# [Records excerpted from a collection]
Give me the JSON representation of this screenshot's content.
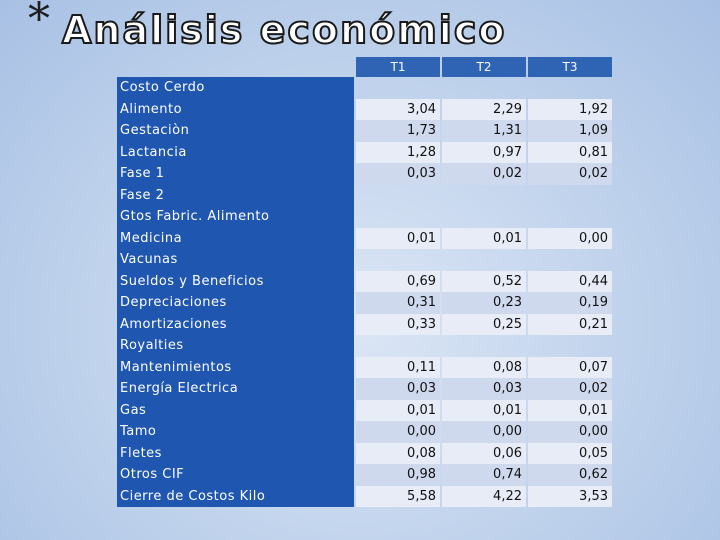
{
  "slide": {
    "bullet": "*",
    "title": "Análisis económico"
  },
  "table": {
    "headers": [
      "T1",
      "T2",
      "T3"
    ],
    "rows": [
      {
        "label": "Costo Cerdo",
        "values": [
          "",
          "",
          ""
        ]
      },
      {
        "label": "Alimento",
        "values": [
          "3,04",
          "2,29",
          "1,92"
        ]
      },
      {
        "label": "Gestaciòn",
        "values": [
          "1,73",
          "1,31",
          "1,09"
        ]
      },
      {
        "label": "Lactancia",
        "values": [
          "1,28",
          "0,97",
          "0,81"
        ]
      },
      {
        "label": "Fase 1",
        "values": [
          "0,03",
          "0,02",
          "0,02"
        ]
      },
      {
        "label": "Fase 2",
        "values": [
          "",
          "",
          ""
        ]
      },
      {
        "label": "Gtos Fabric. Alimento",
        "values": [
          "",
          "",
          ""
        ]
      },
      {
        "label": "Medicina",
        "values": [
          "0,01",
          "0,01",
          "0,00"
        ]
      },
      {
        "label": "Vacunas",
        "values": [
          "",
          "",
          ""
        ]
      },
      {
        "label": "Sueldos y Beneficios",
        "values": [
          "0,69",
          "0,52",
          "0,44"
        ]
      },
      {
        "label": "Depreciaciones",
        "values": [
          "0,31",
          "0,23",
          "0,19"
        ]
      },
      {
        "label": "Amortizaciones",
        "values": [
          "0,33",
          "0,25",
          "0,21"
        ]
      },
      {
        "label": "Royalties",
        "values": [
          "",
          "",
          ""
        ]
      },
      {
        "label": "Mantenimientos",
        "values": [
          "0,11",
          "0,08",
          "0,07"
        ]
      },
      {
        "label": "Energía Electrica",
        "values": [
          "0,03",
          "0,03",
          "0,02"
        ]
      },
      {
        "label": "Gas",
        "values": [
          "0,01",
          "0,01",
          "0,01"
        ]
      },
      {
        "label": "Tamo",
        "values": [
          "0,00",
          "0,00",
          "0,00"
        ]
      },
      {
        "label": "Fletes",
        "values": [
          "0,08",
          "0,06",
          "0,05"
        ]
      },
      {
        "label": "Otros CIF",
        "values": [
          "0,98",
          "0,74",
          "0,62"
        ]
      },
      {
        "label": "Cierre de Costos Kilo",
        "values": [
          "5,58",
          "4,22",
          "3,53"
        ]
      }
    ]
  }
}
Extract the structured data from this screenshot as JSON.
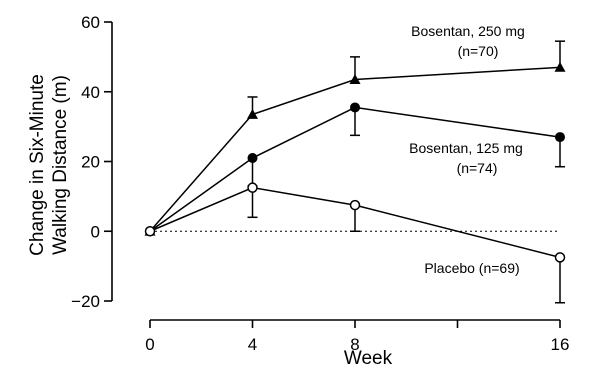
{
  "chart_data": {
    "type": "line",
    "title": "",
    "xlabel": "Week",
    "ylabel_lines": [
      "Change in Six-Minute",
      "Walking Distance (m)"
    ],
    "x_ticks": [
      0,
      4,
      8,
      16
    ],
    "y_ticks": [
      -20,
      0,
      20,
      40,
      60
    ],
    "y_tick_labels": [
      "−20",
      "0",
      "20",
      "40",
      "60"
    ],
    "xlim": [
      0,
      16
    ],
    "ylim": [
      -20,
      60
    ],
    "reference_line_y": 0,
    "series": [
      {
        "label_lines": [
          "Bosentan, 250 mg",
          "(n=70)"
        ],
        "marker": "triangle",
        "x": [
          0,
          4,
          8,
          16
        ],
        "y": [
          0,
          33.5,
          43.5,
          47
        ],
        "err_upper": [
          0,
          5,
          6.5,
          7.5
        ]
      },
      {
        "label_lines": [
          "Bosentan, 125 mg",
          "(n=74)"
        ],
        "marker": "filled-circle",
        "x": [
          0,
          4,
          8,
          16
        ],
        "y": [
          0,
          21,
          35.5,
          27
        ],
        "err_lower": [
          0,
          8,
          8,
          8.5
        ]
      },
      {
        "label_lines": [
          "Placebo (n=69)"
        ],
        "marker": "open-circle",
        "x": [
          0,
          4,
          8,
          16
        ],
        "y": [
          0,
          12.5,
          7.5,
          -7.5
        ],
        "err_lower": [
          0,
          8.5,
          7.5,
          13
        ]
      }
    ]
  }
}
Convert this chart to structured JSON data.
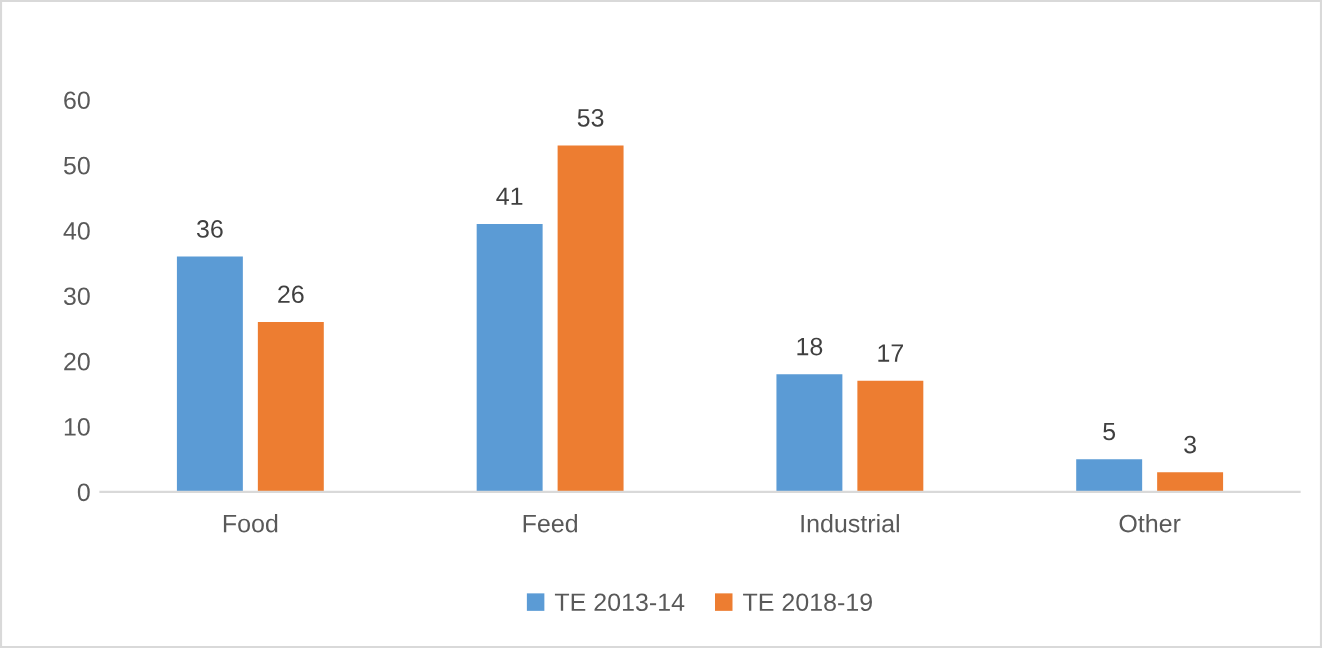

# [Goal]
Leave the pictures out, and print every line of the listing exactly as written.

# [Answer to the problem]
Give me the JSON representation of this screenshot's content.
{
  "slide": {
    "bullet": "*",
    "title": "Análisis económico"
  },
  "table": {
    "headers": [
      "T1",
      "T2",
      "T3"
    ],
    "rows": [
      {
        "label": "Costo Cerdo",
        "values": [
          "",
          "",
          ""
        ]
      },
      {
        "label": "Alimento",
        "values": [
          "3,04",
          "2,29",
          "1,92"
        ]
      },
      {
        "label": "Gestaciòn",
        "values": [
          "1,73",
          "1,31",
          "1,09"
        ]
      },
      {
        "label": "Lactancia",
        "values": [
          "1,28",
          "0,97",
          "0,81"
        ]
      },
      {
        "label": "Fase 1",
        "values": [
          "0,03",
          "0,02",
          "0,02"
        ]
      },
      {
        "label": "Fase 2",
        "values": [
          "",
          "",
          ""
        ]
      },
      {
        "label": "Gtos Fabric. Alimento",
        "values": [
          "",
          "",
          ""
        ]
      },
      {
        "label": "Medicina",
        "values": [
          "0,01",
          "0,01",
          "0,00"
        ]
      },
      {
        "label": "Vacunas",
        "values": [
          "",
          "",
          ""
        ]
      },
      {
        "label": "Sueldos y Beneficios",
        "values": [
          "0,69",
          "0,52",
          "0,44"
        ]
      },
      {
        "label": "Depreciaciones",
        "values": [
          "0,31",
          "0,23",
          "0,19"
        ]
      },
      {
        "label": "Amortizaciones",
        "values": [
          "0,33",
          "0,25",
          "0,21"
        ]
      },
      {
        "label": "Royalties",
        "values": [
          "",
          "",
          ""
        ]
      },
      {
        "label": "Mantenimientos",
        "values": [
          "0,11",
          "0,08",
          "0,07"
        ]
      },
      {
        "label": "Energía Electrica",
        "values": [
          "0,03",
          "0,03",
          "0,02"
        ]
      },
      {
        "label": "Gas",
        "values": [
          "0,01",
          "0,01",
          "0,01"
        ]
      },
      {
        "label": "Tamo",
        "values": [
          "0,00",
          "0,00",
          "0,00"
        ]
      },
      {
        "label": "Fletes",
        "values": [
          "0,08",
          "0,06",
          "0,05"
        ]
      },
      {
        "label": "Otros CIF",
        "values": [
          "0,98",
          "0,74",
          "0,62"
        ]
      },
      {
        "label": "Cierre de Costos Kilo",
        "values": [
          "5,58",
          "4,22",
          "3,53"
        ]
      }
    ]
  }
}
Extract the structured data from this screenshot as JSON.
{
  "chart_data": {
    "type": "line",
    "title": "",
    "xlabel": "Week",
    "ylabel_lines": [
      "Change in Six-Minute",
      "Walking Distance (m)"
    ],
    "x_ticks": [
      0,
      4,
      8,
      16
    ],
    "y_ticks": [
      -20,
      0,
      20,
      40,
      60
    ],
    "y_tick_labels": [
      "−20",
      "0",
      "20",
      "40",
      "60"
    ],
    "xlim": [
      0,
      16
    ],
    "ylim": [
      -20,
      60
    ],
    "reference_line_y": 0,
    "series": [
      {
        "label_lines": [
          "Bosentan, 250 mg",
          "(n=70)"
        ],
        "marker": "triangle",
        "x": [
          0,
          4,
          8,
          16
        ],
        "y": [
          0,
          33.5,
          43.5,
          47
        ],
        "err_upper": [
          0,
          5,
          6.5,
          7.5
        ]
      },
      {
        "label_lines": [
          "Bosentan, 125 mg",
          "(n=74)"
        ],
        "marker": "filled-circle",
        "x": [
          0,
          4,
          8,
          16
        ],
        "y": [
          0,
          21,
          35.5,
          27
        ],
        "err_lower": [
          0,
          8,
          8,
          8.5
        ]
      },
      {
        "label_lines": [
          "Placebo (n=69)"
        ],
        "marker": "open-circle",
        "x": [
          0,
          4,
          8,
          16
        ],
        "y": [
          0,
          12.5,
          7.5,
          -7.5
        ],
        "err_lower": [
          0,
          8.5,
          7.5,
          13
        ]
      }
    ]
  }
}
Convert this chart to structured JSON data.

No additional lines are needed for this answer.